▶ [What you have to do]: Please output the records below in full, exactly as given, but without the images.
* start Material to process *
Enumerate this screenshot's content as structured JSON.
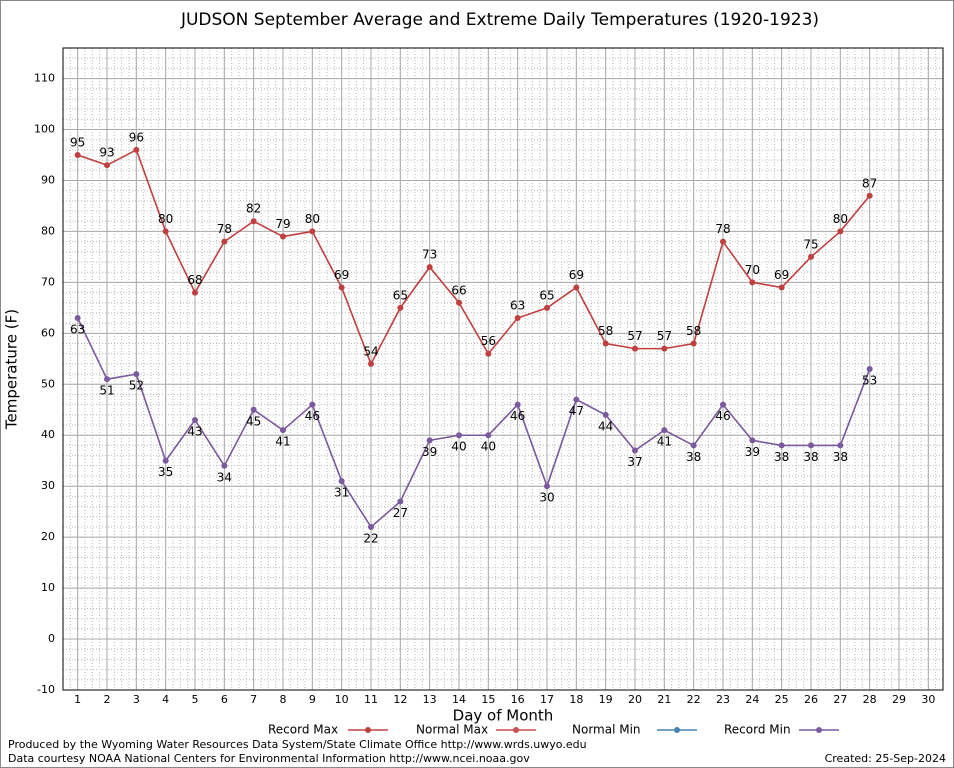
{
  "chart_data": {
    "type": "line",
    "title": "JUDSON September Average and Extreme Daily Temperatures (1920-1923)",
    "x_label": "Day of Month",
    "y_label": "Temperature (F)",
    "x": [
      1,
      2,
      3,
      4,
      5,
      6,
      7,
      8,
      9,
      10,
      11,
      12,
      13,
      14,
      15,
      16,
      17,
      18,
      19,
      20,
      21,
      22,
      23,
      24,
      25,
      26,
      27,
      28,
      29,
      30
    ],
    "xlim": [
      0.5,
      30.5
    ],
    "xticks": [
      1,
      2,
      3,
      4,
      5,
      6,
      7,
      8,
      9,
      10,
      11,
      12,
      13,
      14,
      15,
      16,
      17,
      18,
      19,
      20,
      21,
      22,
      23,
      24,
      25,
      26,
      27,
      28,
      29,
      30
    ],
    "ylim": [
      -10,
      116
    ],
    "yticks": [
      -10,
      0,
      10,
      20,
      30,
      40,
      50,
      60,
      70,
      80,
      90,
      100,
      110
    ],
    "grid": true,
    "series": [
      {
        "name": "Record Max",
        "color": "#c04040",
        "values": [
          95,
          93,
          96,
          80,
          68,
          78,
          82,
          79,
          80,
          69,
          54,
          65,
          73,
          66,
          56,
          63,
          65,
          69,
          58,
          57,
          57,
          58,
          78,
          70,
          69,
          75,
          80,
          87,
          null,
          null
        ]
      },
      {
        "name": "Normal Max",
        "color": "#c85050",
        "values": [
          null,
          null,
          null,
          null,
          null,
          null,
          null,
          null,
          null,
          null,
          null,
          null,
          null,
          null,
          null,
          null,
          null,
          null,
          null,
          null,
          null,
          null,
          null,
          null,
          null,
          null,
          null,
          null,
          null,
          null
        ]
      },
      {
        "name": "Normal Min",
        "color": "#4682b4",
        "values": [
          null,
          null,
          null,
          null,
          null,
          null,
          null,
          null,
          null,
          null,
          null,
          null,
          null,
          null,
          null,
          null,
          null,
          null,
          null,
          null,
          null,
          null,
          null,
          null,
          null,
          null,
          null,
          null,
          null,
          null
        ]
      },
      {
        "name": "Record Min",
        "color": "#7a5a9e",
        "values": [
          63,
          51,
          52,
          35,
          43,
          34,
          45,
          41,
          46,
          31,
          22,
          27,
          39,
          40,
          40,
          46,
          30,
          47,
          44,
          37,
          41,
          38,
          46,
          39,
          38,
          38,
          38,
          53,
          null,
          null
        ]
      }
    ],
    "footer_left": [
      "Produced by the Wyoming Water Resources Data System/State Climate Office http://www.wrds.uwyo.edu",
      "Data courtesy NOAA National Centers for Environmental Information http://www.ncei.noaa.gov"
    ],
    "footer_right": "Created:  25-Sep-2024"
  }
}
* end Material to process *
▶ [Solved problem]:
Enumerate this screenshot's content as structured JSON.
{
  "chart_data": {
    "type": "line",
    "title": "JUDSON September Average and Extreme Daily Temperatures (1920-1923)",
    "x_label": "Day of Month",
    "y_label": "Temperature (F)",
    "x": [
      1,
      2,
      3,
      4,
      5,
      6,
      7,
      8,
      9,
      10,
      11,
      12,
      13,
      14,
      15,
      16,
      17,
      18,
      19,
      20,
      21,
      22,
      23,
      24,
      25,
      26,
      27,
      28,
      29,
      30
    ],
    "xlim": [
      0.5,
      30.5
    ],
    "xticks": [
      1,
      2,
      3,
      4,
      5,
      6,
      7,
      8,
      9,
      10,
      11,
      12,
      13,
      14,
      15,
      16,
      17,
      18,
      19,
      20,
      21,
      22,
      23,
      24,
      25,
      26,
      27,
      28,
      29,
      30
    ],
    "ylim": [
      -10,
      116
    ],
    "yticks": [
      -10,
      0,
      10,
      20,
      30,
      40,
      50,
      60,
      70,
      80,
      90,
      100,
      110
    ],
    "grid": true,
    "series": [
      {
        "name": "Record Max",
        "color": "#c04040",
        "values": [
          95,
          93,
          96,
          80,
          68,
          78,
          82,
          79,
          80,
          69,
          54,
          65,
          73,
          66,
          56,
          63,
          65,
          69,
          58,
          57,
          57,
          58,
          78,
          70,
          69,
          75,
          80,
          87,
          null,
          null
        ]
      },
      {
        "name": "Normal Max",
        "color": "#c85050",
        "values": [
          null,
          null,
          null,
          null,
          null,
          null,
          null,
          null,
          null,
          null,
          null,
          null,
          null,
          null,
          null,
          null,
          null,
          null,
          null,
          null,
          null,
          null,
          null,
          null,
          null,
          null,
          null,
          null,
          null,
          null
        ]
      },
      {
        "name": "Normal Min",
        "color": "#4682b4",
        "values": [
          null,
          null,
          null,
          null,
          null,
          null,
          null,
          null,
          null,
          null,
          null,
          null,
          null,
          null,
          null,
          null,
          null,
          null,
          null,
          null,
          null,
          null,
          null,
          null,
          null,
          null,
          null,
          null,
          null,
          null
        ]
      },
      {
        "name": "Record Min",
        "color": "#7a5a9e",
        "values": [
          63,
          51,
          52,
          35,
          43,
          34,
          45,
          41,
          46,
          31,
          22,
          27,
          39,
          40,
          40,
          46,
          30,
          47,
          44,
          37,
          41,
          38,
          46,
          39,
          38,
          38,
          38,
          53,
          null,
          null
        ]
      }
    ],
    "footer_left": [
      "Produced by the Wyoming Water Resources Data System/State Climate Office http://www.wrds.uwyo.edu",
      "Data courtesy NOAA National Centers for Environmental Information http://www.ncei.noaa.gov"
    ],
    "footer_right": "Created:  25-Sep-2024"
  }
}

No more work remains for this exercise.